■ Source text

--------------------------------------------------

'We toyi-toyi to get attention'

Free State local government councillors have had to face a dressing down by President Thabo Mbeki and the Free State minister for local government, William Kotsoane, after violent community protests against a lack of services.

The popular uprisings started in Ntabazwe township, outside of Harrismith, where police killed a youth, Teboho Mkhonza, after residents demonstrated on the N3. In the past two weeks, the protests spread to the neighbouring towns of Warden, Vrede and Memel — where residents who live in even worse poverty took to the streets.

This week Mbeki and Kotsoane acknowledged that the government had failed to improve the living conditions of these communities, and came down hard on local councillors for not getting essential services up and running. Even the Minister of Provincial and Local Government, Sydney Mufamadi, was moved to remark — at a gathering in Cape Town of the South African Local Government Association — how ridiculous it was that councillors were now saying it was too dangerous to meet with their communities.

Commenting on the situation in Ezenzeleni township, Warden, at the same meeting, Mbeki said: “Of course, resources are limited, but still, why should stinking buckets not be collected for two weeks? Why are the taps not fixed?

“Has the local leadership raised the problem with other spheres of government and if so, what was the response? Is it true that councillors and officials don’t attend meetings and why?”

--------------------------------------------------

■ Labeled region entries

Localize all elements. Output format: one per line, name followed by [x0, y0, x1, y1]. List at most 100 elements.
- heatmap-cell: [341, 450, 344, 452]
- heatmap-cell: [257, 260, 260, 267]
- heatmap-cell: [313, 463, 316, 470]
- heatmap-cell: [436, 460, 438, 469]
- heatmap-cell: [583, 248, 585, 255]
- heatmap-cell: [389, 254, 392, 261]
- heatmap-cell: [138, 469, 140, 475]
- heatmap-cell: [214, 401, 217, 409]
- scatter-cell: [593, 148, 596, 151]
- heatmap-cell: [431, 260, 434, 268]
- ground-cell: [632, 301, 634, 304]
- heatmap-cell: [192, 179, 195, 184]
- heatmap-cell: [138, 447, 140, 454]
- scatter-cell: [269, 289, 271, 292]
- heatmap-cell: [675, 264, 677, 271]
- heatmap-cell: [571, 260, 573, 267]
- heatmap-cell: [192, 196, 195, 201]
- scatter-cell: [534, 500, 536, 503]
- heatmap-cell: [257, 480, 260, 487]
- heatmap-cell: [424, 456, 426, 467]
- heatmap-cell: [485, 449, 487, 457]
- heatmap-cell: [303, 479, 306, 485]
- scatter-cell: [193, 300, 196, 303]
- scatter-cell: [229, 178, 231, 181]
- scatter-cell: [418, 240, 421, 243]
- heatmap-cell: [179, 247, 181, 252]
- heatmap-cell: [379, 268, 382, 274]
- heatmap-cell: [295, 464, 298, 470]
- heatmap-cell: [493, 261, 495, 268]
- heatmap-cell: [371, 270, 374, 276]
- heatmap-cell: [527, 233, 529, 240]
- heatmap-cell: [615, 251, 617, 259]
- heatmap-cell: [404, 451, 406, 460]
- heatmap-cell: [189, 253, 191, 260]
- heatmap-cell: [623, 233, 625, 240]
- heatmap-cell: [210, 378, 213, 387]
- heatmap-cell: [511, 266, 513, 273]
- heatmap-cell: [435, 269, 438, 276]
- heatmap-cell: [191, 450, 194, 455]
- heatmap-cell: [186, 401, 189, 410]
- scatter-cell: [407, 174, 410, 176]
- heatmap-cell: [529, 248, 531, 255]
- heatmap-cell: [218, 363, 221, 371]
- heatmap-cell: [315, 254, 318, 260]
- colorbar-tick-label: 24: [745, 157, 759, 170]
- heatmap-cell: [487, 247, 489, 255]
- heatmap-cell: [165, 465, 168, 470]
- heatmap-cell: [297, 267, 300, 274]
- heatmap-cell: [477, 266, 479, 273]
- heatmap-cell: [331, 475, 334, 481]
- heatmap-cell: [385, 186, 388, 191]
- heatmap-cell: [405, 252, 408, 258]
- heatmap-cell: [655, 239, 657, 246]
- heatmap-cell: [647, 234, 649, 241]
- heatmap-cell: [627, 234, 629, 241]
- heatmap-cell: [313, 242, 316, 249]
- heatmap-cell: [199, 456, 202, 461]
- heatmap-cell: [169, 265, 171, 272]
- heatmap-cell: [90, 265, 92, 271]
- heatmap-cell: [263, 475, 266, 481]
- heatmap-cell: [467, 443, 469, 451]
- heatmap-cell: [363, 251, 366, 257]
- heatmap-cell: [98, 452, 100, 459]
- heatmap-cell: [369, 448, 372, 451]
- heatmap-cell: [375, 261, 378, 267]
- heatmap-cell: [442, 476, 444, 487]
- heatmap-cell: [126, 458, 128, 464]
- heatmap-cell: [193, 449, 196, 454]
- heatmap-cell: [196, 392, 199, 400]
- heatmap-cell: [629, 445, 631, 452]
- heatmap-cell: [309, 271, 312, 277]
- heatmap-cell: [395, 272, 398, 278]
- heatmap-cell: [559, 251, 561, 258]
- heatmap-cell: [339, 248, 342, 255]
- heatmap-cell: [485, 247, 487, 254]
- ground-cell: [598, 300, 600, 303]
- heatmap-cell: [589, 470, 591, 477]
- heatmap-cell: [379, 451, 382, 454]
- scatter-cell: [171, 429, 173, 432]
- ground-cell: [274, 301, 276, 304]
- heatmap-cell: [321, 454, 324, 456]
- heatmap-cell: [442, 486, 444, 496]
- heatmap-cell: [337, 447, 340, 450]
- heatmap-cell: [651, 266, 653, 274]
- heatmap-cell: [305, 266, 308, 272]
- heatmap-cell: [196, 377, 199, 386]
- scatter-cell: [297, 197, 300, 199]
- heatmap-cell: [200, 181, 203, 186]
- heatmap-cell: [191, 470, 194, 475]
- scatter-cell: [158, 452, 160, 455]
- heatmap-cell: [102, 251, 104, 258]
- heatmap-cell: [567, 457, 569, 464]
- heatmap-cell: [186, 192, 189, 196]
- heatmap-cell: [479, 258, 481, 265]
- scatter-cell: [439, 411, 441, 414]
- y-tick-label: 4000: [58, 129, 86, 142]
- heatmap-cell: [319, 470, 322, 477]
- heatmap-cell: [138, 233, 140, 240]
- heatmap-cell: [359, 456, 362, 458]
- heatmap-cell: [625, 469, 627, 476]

--------------------------------------------------

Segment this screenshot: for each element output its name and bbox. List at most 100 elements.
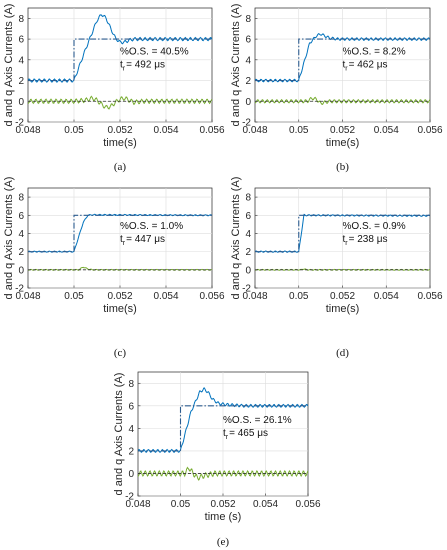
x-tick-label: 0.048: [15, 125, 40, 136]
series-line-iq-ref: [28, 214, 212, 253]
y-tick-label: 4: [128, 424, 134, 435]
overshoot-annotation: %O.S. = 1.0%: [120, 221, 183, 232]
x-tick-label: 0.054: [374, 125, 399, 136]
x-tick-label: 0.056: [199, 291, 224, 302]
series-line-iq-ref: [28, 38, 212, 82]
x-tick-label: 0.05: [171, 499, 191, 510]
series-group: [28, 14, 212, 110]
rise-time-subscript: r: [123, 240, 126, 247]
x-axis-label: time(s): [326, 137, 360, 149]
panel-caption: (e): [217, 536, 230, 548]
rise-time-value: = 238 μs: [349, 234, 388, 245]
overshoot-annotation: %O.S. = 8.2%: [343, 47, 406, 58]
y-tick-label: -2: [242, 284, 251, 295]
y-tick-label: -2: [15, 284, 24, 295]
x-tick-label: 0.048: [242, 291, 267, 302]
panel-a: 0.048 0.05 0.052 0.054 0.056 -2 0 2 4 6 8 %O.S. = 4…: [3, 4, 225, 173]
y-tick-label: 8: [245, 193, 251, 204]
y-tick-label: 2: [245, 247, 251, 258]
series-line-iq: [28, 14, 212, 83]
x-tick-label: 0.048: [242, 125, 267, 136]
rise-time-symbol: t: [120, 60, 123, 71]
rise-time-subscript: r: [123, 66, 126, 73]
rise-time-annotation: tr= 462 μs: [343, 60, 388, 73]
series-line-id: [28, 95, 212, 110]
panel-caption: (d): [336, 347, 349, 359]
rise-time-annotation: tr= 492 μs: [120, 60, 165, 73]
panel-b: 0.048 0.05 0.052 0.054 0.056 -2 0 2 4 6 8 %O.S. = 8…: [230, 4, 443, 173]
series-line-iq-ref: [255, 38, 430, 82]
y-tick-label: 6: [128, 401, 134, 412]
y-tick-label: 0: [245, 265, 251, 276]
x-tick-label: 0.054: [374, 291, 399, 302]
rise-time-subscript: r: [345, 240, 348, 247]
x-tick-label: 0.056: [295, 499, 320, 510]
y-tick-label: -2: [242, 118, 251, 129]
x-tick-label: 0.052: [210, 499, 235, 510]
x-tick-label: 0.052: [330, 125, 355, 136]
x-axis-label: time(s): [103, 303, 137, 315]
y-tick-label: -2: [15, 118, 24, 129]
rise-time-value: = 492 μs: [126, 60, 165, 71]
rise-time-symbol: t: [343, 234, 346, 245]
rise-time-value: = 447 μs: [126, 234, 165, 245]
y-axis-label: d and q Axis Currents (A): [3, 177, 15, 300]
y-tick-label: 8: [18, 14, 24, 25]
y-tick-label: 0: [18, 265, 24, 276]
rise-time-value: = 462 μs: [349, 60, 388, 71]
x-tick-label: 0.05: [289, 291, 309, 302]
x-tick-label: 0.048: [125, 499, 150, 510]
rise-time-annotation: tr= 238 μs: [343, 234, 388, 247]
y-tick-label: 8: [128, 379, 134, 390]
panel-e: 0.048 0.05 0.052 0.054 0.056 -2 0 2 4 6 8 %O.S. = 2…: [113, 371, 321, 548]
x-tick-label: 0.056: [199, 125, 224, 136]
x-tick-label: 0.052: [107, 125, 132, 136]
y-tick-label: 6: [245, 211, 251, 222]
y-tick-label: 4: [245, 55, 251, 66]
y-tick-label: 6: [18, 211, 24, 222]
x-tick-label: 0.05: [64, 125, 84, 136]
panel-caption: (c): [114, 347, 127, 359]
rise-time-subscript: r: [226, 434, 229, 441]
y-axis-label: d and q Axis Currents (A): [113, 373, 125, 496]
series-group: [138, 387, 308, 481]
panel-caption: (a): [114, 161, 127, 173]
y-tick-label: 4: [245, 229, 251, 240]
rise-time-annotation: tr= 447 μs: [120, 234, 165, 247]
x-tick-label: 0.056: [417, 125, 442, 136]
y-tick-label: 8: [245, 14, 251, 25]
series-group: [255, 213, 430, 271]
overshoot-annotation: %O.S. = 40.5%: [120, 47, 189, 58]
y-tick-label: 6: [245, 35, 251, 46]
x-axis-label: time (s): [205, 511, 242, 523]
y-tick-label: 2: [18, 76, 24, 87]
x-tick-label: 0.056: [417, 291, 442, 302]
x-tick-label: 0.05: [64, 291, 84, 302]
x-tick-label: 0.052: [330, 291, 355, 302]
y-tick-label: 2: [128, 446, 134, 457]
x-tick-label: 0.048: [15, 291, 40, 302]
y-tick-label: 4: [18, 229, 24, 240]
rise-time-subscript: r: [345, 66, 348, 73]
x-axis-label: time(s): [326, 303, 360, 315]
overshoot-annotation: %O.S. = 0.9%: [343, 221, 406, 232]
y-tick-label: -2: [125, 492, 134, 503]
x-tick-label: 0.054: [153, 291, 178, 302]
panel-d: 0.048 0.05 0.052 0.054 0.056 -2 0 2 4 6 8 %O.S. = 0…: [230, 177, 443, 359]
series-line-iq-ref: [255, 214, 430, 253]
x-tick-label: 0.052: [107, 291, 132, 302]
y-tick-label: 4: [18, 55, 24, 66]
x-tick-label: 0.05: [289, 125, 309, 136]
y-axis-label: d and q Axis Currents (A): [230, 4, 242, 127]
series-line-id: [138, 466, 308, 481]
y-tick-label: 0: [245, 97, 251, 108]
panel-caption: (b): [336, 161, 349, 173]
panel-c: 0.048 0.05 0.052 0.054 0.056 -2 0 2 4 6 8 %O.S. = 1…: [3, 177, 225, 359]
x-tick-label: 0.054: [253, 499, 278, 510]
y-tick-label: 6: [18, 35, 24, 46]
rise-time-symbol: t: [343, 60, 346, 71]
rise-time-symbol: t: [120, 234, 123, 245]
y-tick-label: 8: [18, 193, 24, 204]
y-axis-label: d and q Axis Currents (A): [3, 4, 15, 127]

--------------------------------------------------

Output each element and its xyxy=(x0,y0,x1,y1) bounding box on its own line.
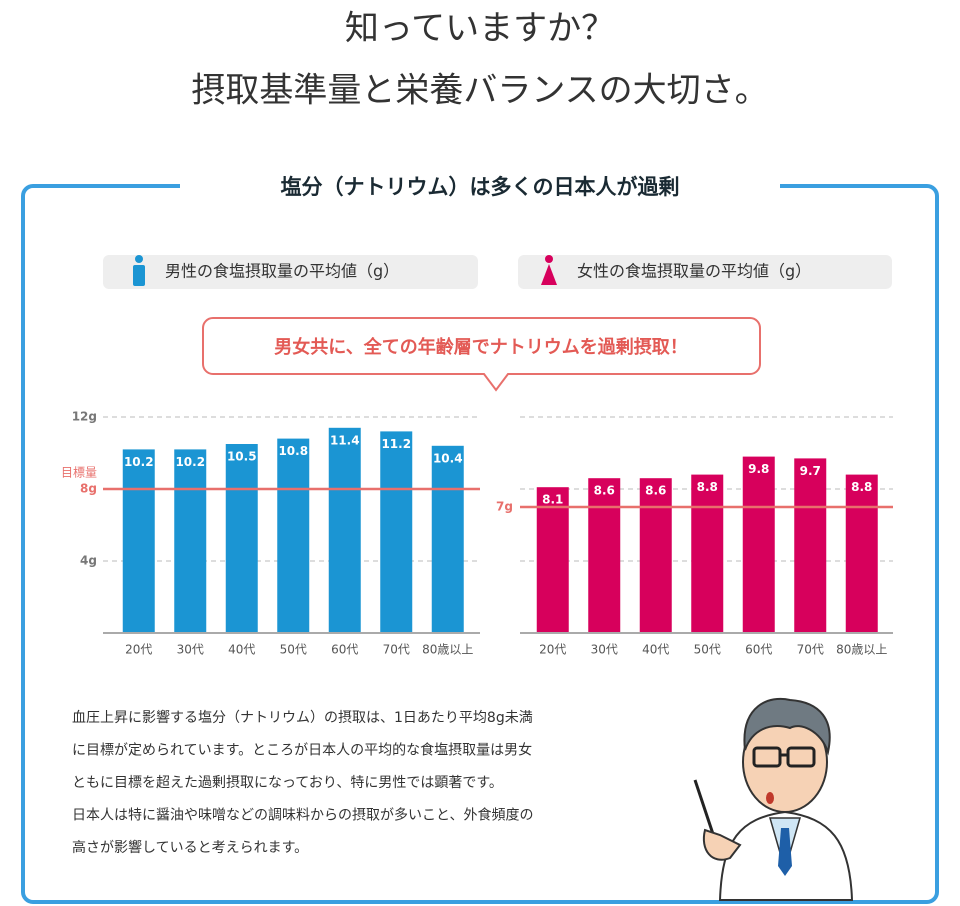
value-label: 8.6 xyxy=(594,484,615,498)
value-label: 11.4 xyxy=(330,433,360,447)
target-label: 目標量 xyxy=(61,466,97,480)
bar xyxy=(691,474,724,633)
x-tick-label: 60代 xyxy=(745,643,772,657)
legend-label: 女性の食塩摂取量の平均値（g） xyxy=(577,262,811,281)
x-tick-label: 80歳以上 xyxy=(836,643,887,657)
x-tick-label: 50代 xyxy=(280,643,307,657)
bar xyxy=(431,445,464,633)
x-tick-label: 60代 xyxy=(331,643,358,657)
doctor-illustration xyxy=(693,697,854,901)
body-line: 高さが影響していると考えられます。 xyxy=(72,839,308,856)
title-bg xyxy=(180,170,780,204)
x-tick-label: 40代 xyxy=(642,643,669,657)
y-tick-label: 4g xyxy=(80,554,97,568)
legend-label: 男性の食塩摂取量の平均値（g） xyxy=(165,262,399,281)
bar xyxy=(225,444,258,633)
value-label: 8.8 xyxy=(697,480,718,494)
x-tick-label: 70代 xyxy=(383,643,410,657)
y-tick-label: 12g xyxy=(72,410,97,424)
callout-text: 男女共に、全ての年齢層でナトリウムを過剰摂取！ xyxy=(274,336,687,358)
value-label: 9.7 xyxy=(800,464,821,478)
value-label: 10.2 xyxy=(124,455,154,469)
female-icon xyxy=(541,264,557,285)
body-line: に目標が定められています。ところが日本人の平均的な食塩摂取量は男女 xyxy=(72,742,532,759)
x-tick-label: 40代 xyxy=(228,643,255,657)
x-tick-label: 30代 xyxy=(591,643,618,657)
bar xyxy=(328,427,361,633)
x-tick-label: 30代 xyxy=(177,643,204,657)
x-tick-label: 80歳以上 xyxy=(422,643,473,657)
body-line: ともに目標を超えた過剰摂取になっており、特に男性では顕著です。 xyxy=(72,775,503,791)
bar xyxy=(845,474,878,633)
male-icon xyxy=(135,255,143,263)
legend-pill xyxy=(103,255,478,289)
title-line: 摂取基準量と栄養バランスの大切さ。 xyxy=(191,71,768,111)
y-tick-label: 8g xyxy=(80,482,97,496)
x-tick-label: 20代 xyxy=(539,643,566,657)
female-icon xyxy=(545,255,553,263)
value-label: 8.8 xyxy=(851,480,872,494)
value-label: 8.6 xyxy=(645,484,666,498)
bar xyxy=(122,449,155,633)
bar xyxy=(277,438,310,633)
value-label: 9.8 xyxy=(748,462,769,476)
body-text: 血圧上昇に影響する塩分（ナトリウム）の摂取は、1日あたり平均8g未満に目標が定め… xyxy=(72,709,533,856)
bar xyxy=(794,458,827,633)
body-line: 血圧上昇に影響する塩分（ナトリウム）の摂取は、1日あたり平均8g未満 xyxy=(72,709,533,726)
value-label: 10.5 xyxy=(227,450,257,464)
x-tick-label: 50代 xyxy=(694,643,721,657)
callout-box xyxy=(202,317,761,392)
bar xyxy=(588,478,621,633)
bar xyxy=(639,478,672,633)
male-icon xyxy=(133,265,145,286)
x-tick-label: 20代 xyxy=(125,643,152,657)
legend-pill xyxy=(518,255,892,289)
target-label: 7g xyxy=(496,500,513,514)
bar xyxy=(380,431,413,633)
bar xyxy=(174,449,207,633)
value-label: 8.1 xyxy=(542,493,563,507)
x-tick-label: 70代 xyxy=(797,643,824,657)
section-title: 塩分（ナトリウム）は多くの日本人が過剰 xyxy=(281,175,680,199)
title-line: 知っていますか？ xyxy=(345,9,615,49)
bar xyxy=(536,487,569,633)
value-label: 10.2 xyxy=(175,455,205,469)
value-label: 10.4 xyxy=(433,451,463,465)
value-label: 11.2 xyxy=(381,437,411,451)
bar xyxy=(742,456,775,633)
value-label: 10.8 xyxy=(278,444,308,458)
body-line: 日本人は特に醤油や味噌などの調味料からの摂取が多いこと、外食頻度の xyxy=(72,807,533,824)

--------------------------------------------------

■ Problems to work on
a - Write out the passage of the Free State protests article between "This week Mbeki" and "with their communities.", inclusive.
b - Extend the Free State protests article beyond its final sentence.

■ Outputs by task
a -
This week Mbeki and Kotsoane acknowledged that the government had failed to improve the living conditions of these communities, and came down hard on local councillors for not getting essential services up and running. Even the Minister of Provincial and Local Government, Sydney Mufamadi, was moved to remark — at a gathering in Cape Town of the South African Local Government Association — how ridiculous it was that councillors were now saying it was too dangerous to meet with their communities.

b -
Councillors not accounting to their constituencies appears to be the common complaint among residents of the townships that have been gripped by the protests.

Free State legislature local government portfolio chairperson Anna Buthelezi, who visited Harrismith, says that people are not satisfied with the contact their councillors were making with them.

“Residents told us that for them to be heard they had to toyi-toyi to receive attention from the provincial and national government. It appeared that either the ward committees were not working or that those who were protesting were not involved in the committees,” Buthelezi said.

Kotsoane said a preliminary investigative report into the uprisings indicated that there were serious problems of delivery, of poor management and capacity constraints. He is sending a special task team from the department to work with municipal officials in Phumelela municipality, which includes Warden, Vrede and Memel.

But while on the surface the problems are about service delivery, underlying political tensions seem to have fuelled the flames of the conflict.

The perennial political battles for control of the Free State are believed to have inflicted so much damage that they have weakened local government structures such as ward committees. Without an effective channel of communication, communities were left with little option except for violent protests.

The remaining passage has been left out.